> **Task requirements**
Each entry here needs to be set down again exactly, please; pictures are left out.
········
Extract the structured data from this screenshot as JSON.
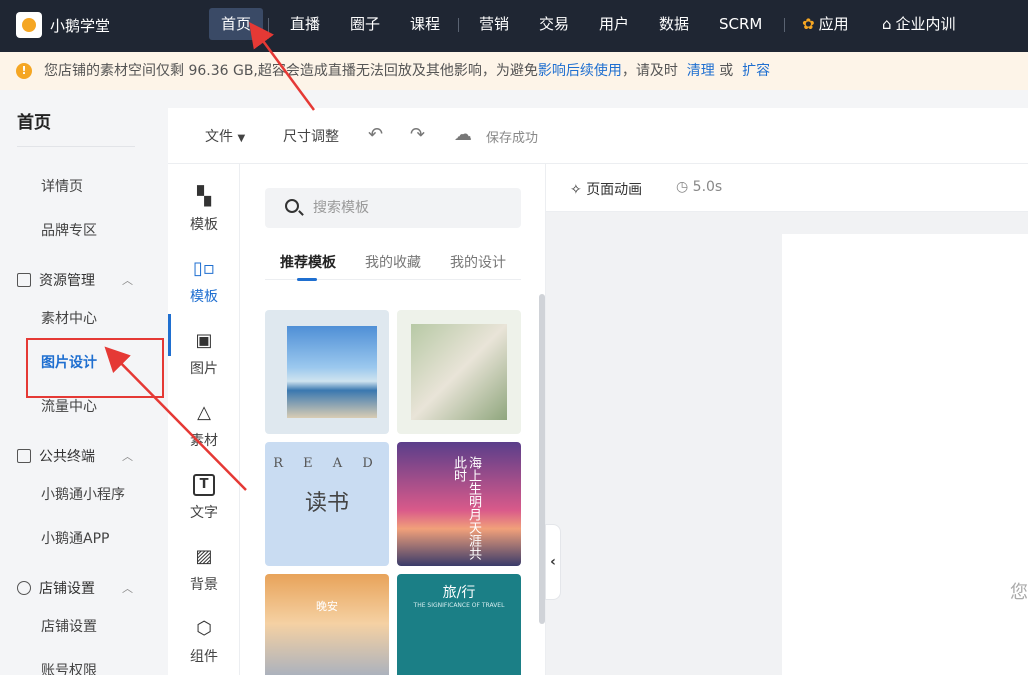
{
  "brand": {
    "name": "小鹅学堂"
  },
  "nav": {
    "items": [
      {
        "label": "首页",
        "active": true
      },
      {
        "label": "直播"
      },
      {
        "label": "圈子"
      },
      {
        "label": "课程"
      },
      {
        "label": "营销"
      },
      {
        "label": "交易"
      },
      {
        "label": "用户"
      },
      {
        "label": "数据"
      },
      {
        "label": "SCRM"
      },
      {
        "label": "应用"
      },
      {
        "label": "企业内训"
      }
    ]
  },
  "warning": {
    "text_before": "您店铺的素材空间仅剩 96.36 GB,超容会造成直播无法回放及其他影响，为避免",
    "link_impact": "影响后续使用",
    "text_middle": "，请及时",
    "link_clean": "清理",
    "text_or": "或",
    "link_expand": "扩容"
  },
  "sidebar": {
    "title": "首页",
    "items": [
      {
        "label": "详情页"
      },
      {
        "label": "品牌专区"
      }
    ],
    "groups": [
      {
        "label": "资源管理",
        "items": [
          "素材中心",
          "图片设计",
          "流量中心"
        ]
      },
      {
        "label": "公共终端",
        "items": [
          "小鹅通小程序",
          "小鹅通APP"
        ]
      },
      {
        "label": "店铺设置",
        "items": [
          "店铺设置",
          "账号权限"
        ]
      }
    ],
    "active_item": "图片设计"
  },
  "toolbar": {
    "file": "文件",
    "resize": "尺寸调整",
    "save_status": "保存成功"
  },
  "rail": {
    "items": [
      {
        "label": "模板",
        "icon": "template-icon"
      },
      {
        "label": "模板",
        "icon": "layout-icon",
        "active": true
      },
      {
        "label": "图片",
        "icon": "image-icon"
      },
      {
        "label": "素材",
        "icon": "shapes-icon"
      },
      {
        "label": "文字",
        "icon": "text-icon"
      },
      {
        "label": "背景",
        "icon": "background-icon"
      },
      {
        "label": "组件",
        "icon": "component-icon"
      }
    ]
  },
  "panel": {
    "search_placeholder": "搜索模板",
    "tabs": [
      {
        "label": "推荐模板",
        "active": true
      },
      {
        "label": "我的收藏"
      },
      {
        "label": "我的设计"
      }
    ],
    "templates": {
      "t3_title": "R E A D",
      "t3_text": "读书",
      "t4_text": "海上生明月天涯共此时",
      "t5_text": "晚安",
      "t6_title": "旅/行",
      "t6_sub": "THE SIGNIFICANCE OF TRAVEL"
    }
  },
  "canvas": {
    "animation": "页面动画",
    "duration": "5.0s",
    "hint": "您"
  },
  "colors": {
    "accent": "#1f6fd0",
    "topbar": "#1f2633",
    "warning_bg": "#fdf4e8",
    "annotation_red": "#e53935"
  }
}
········
> **Problem solution**
Extract the structured data from this screenshot as JSON.
{
  "brand": {
    "name": "小鹅学堂"
  },
  "nav": {
    "items": [
      {
        "label": "首页",
        "active": true
      },
      {
        "label": "直播"
      },
      {
        "label": "圈子"
      },
      {
        "label": "课程"
      },
      {
        "label": "营销"
      },
      {
        "label": "交易"
      },
      {
        "label": "用户"
      },
      {
        "label": "数据"
      },
      {
        "label": "SCRM"
      },
      {
        "label": "应用"
      },
      {
        "label": "企业内训"
      }
    ]
  },
  "warning": {
    "text_before": "您店铺的素材空间仅剩 96.36 GB,超容会造成直播无法回放及其他影响，为避免",
    "link_impact": "影响后续使用",
    "text_middle": "，请及时",
    "link_clean": "清理",
    "text_or": "或",
    "link_expand": "扩容"
  },
  "sidebar": {
    "title": "首页",
    "items": [
      {
        "label": "详情页"
      },
      {
        "label": "品牌专区"
      }
    ],
    "groups": [
      {
        "label": "资源管理",
        "items": [
          "素材中心",
          "图片设计",
          "流量中心"
        ]
      },
      {
        "label": "公共终端",
        "items": [
          "小鹅通小程序",
          "小鹅通APP"
        ]
      },
      {
        "label": "店铺设置",
        "items": [
          "店铺设置",
          "账号权限"
        ]
      }
    ],
    "active_item": "图片设计"
  },
  "toolbar": {
    "file": "文件",
    "resize": "尺寸调整",
    "save_status": "保存成功"
  },
  "rail": {
    "items": [
      {
        "label": "模板",
        "icon": "template-icon"
      },
      {
        "label": "模板",
        "icon": "layout-icon",
        "active": true
      },
      {
        "label": "图片",
        "icon": "image-icon"
      },
      {
        "label": "素材",
        "icon": "shapes-icon"
      },
      {
        "label": "文字",
        "icon": "text-icon"
      },
      {
        "label": "背景",
        "icon": "background-icon"
      },
      {
        "label": "组件",
        "icon": "component-icon"
      }
    ]
  },
  "panel": {
    "search_placeholder": "搜索模板",
    "tabs": [
      {
        "label": "推荐模板",
        "active": true
      },
      {
        "label": "我的收藏"
      },
      {
        "label": "我的设计"
      }
    ],
    "templates": {
      "t3_title": "R E A D",
      "t3_text": "读书",
      "t4_text": "海上生明月天涯共此时",
      "t5_text": "晚安",
      "t6_title": "旅/行",
      "t6_sub": "THE SIGNIFICANCE OF TRAVEL"
    }
  },
  "canvas": {
    "animation": "页面动画",
    "duration": "5.0s",
    "hint": "您"
  },
  "colors": {
    "accent": "#1f6fd0",
    "topbar": "#1f2633",
    "warning_bg": "#fdf4e8",
    "annotation_red": "#e53935"
  }
}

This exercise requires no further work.